[Begin Given data]
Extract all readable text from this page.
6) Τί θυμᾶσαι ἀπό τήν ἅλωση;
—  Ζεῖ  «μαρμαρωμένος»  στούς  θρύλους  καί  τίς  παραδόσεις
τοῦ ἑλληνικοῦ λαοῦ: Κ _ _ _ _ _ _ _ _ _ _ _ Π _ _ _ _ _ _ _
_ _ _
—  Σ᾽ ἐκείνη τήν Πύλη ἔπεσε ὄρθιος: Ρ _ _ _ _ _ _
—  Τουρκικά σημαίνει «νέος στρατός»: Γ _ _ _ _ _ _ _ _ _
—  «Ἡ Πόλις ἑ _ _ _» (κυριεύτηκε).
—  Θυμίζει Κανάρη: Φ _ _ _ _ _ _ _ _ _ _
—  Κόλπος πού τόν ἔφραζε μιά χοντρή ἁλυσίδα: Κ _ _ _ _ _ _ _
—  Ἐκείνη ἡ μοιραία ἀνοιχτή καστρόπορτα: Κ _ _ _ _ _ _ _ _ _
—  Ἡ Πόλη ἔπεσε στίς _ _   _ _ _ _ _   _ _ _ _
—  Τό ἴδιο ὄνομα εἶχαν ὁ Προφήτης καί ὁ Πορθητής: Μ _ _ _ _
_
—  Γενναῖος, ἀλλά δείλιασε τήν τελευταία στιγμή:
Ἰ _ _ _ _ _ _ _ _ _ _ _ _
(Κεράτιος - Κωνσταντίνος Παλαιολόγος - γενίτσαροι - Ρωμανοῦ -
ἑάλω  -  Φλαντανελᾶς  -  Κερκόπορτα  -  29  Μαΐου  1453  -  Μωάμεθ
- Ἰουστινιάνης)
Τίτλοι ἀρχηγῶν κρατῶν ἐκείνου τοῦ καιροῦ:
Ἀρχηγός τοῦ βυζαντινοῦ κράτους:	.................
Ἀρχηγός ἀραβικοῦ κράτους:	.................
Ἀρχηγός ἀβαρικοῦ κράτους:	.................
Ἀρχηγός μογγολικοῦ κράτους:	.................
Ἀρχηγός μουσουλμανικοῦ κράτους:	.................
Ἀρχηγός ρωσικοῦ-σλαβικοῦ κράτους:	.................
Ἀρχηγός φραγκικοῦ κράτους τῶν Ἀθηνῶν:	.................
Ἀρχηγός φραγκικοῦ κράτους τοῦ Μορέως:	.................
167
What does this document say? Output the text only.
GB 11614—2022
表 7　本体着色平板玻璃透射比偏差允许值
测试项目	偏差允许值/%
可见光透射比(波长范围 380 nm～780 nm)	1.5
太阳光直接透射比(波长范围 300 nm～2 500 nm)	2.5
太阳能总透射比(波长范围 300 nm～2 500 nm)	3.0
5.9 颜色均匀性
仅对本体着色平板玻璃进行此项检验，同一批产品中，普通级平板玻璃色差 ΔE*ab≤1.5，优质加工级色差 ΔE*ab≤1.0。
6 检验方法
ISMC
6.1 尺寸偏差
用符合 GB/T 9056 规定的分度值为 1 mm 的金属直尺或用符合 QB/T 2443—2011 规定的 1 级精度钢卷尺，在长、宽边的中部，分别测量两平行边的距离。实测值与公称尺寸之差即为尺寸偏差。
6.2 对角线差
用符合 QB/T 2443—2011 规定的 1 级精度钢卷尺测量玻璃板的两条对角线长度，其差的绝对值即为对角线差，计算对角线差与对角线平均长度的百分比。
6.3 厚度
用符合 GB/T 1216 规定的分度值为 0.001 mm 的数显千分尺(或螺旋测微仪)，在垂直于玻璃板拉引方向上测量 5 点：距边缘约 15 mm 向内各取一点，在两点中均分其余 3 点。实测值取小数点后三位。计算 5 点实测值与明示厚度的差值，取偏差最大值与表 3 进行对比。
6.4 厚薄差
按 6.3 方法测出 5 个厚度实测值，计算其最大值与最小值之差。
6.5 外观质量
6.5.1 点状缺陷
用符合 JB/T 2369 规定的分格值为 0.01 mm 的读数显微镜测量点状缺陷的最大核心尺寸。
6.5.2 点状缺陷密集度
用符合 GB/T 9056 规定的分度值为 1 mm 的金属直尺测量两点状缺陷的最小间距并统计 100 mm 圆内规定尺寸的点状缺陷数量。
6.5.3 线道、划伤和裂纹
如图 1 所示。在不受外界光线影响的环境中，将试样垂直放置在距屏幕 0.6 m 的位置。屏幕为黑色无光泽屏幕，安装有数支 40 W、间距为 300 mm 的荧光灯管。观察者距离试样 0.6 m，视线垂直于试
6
[End Given data]
Only the number is wanted: how many lines in the entries above contain the string "波长范围"?

3